- What you are asked to do -
Go through the entries below and count the lines holding the word "title". Reply with only the number, please.

- Records for the task -
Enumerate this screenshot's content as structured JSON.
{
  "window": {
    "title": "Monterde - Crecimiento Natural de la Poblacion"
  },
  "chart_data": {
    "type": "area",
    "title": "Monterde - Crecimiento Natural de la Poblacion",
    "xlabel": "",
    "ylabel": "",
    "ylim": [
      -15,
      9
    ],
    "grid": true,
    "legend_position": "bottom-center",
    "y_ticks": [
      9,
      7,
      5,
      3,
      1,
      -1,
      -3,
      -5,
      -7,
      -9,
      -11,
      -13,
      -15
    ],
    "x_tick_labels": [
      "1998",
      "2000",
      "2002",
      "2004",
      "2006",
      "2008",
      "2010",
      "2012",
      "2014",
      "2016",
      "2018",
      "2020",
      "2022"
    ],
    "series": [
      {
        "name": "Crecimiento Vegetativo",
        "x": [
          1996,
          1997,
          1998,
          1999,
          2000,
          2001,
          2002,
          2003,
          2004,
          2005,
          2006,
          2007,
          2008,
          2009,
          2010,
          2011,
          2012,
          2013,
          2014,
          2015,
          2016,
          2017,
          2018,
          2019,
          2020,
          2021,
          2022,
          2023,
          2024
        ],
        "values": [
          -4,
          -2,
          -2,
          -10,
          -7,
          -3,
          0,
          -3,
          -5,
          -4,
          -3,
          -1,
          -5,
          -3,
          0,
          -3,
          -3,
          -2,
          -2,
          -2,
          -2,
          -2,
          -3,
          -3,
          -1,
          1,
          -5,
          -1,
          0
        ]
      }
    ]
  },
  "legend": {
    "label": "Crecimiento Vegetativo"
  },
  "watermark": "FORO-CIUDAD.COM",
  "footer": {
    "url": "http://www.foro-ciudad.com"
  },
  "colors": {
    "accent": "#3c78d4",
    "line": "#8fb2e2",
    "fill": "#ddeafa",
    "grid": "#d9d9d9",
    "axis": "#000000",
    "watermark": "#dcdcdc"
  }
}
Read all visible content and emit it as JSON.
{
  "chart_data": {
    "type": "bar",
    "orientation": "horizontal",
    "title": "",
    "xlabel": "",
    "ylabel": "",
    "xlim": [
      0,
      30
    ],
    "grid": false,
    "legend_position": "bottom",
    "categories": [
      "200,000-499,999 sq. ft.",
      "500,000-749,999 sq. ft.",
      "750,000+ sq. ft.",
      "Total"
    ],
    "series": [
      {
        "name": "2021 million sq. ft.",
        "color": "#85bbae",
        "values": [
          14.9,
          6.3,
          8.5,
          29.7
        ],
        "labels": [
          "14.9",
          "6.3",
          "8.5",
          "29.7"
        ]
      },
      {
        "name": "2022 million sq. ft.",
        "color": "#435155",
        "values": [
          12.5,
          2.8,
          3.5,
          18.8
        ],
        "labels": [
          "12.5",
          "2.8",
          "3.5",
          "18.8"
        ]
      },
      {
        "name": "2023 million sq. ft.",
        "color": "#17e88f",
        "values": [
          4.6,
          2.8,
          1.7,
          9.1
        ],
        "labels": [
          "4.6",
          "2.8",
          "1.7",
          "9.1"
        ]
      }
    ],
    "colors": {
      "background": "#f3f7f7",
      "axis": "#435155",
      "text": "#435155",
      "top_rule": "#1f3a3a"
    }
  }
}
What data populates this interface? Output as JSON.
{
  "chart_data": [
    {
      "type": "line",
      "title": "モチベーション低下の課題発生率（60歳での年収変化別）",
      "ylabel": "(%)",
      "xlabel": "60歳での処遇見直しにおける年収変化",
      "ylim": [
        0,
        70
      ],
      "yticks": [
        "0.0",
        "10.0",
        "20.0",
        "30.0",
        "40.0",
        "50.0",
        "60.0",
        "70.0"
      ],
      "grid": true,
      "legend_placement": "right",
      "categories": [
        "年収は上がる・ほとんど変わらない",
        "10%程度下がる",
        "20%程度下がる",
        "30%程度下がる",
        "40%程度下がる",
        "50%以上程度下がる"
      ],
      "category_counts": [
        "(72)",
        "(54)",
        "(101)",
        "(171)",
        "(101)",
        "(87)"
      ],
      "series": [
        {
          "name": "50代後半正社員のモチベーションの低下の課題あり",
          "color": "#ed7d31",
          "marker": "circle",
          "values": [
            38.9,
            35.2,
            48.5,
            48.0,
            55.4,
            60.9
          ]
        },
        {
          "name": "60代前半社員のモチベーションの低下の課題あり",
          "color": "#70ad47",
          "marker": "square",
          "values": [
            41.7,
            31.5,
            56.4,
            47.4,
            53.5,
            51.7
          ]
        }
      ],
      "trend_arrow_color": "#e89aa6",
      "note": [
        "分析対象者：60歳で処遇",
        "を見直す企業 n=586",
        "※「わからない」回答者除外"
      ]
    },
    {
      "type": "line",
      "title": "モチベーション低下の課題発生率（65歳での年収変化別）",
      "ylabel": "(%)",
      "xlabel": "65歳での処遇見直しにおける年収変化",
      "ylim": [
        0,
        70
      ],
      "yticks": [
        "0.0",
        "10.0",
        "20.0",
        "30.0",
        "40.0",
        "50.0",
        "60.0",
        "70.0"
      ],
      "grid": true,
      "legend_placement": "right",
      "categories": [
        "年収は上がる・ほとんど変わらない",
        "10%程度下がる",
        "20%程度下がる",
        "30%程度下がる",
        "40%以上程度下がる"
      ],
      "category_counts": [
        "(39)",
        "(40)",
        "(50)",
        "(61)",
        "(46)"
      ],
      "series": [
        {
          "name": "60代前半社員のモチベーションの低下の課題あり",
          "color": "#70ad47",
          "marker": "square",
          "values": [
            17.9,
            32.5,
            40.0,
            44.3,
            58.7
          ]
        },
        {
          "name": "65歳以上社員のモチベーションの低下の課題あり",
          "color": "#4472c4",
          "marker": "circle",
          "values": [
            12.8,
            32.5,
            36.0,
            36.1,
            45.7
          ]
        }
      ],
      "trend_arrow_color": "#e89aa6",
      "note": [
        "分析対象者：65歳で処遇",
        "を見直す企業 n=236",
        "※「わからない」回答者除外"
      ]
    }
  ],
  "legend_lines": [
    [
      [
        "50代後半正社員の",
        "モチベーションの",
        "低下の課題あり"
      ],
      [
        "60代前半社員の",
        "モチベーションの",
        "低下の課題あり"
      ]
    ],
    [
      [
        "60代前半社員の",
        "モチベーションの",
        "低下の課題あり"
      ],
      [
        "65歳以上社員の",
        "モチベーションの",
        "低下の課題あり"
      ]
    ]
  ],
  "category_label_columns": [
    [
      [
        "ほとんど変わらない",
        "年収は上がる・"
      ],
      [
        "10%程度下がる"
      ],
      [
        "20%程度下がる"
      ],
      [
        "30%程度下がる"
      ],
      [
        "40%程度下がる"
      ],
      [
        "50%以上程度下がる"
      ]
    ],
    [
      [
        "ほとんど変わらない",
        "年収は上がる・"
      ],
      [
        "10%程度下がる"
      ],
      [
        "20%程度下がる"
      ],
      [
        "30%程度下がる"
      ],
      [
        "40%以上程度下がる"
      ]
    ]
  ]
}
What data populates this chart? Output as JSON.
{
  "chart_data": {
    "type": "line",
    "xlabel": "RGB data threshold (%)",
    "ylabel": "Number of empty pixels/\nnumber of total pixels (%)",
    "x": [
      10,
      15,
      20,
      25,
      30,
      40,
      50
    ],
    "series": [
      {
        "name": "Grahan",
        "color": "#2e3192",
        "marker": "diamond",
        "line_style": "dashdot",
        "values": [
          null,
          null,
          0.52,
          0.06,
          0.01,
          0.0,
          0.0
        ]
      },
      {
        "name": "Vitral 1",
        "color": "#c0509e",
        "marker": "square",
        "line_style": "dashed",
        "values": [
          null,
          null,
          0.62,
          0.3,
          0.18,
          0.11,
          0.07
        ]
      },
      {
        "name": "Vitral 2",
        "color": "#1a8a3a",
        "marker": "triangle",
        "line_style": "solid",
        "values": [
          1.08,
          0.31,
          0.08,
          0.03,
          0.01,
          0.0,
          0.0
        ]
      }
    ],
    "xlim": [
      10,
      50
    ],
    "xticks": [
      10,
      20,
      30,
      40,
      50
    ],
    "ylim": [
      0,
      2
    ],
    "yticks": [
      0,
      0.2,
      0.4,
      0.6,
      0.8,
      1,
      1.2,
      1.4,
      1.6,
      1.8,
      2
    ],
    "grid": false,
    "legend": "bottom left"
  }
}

- Exercise answer -
5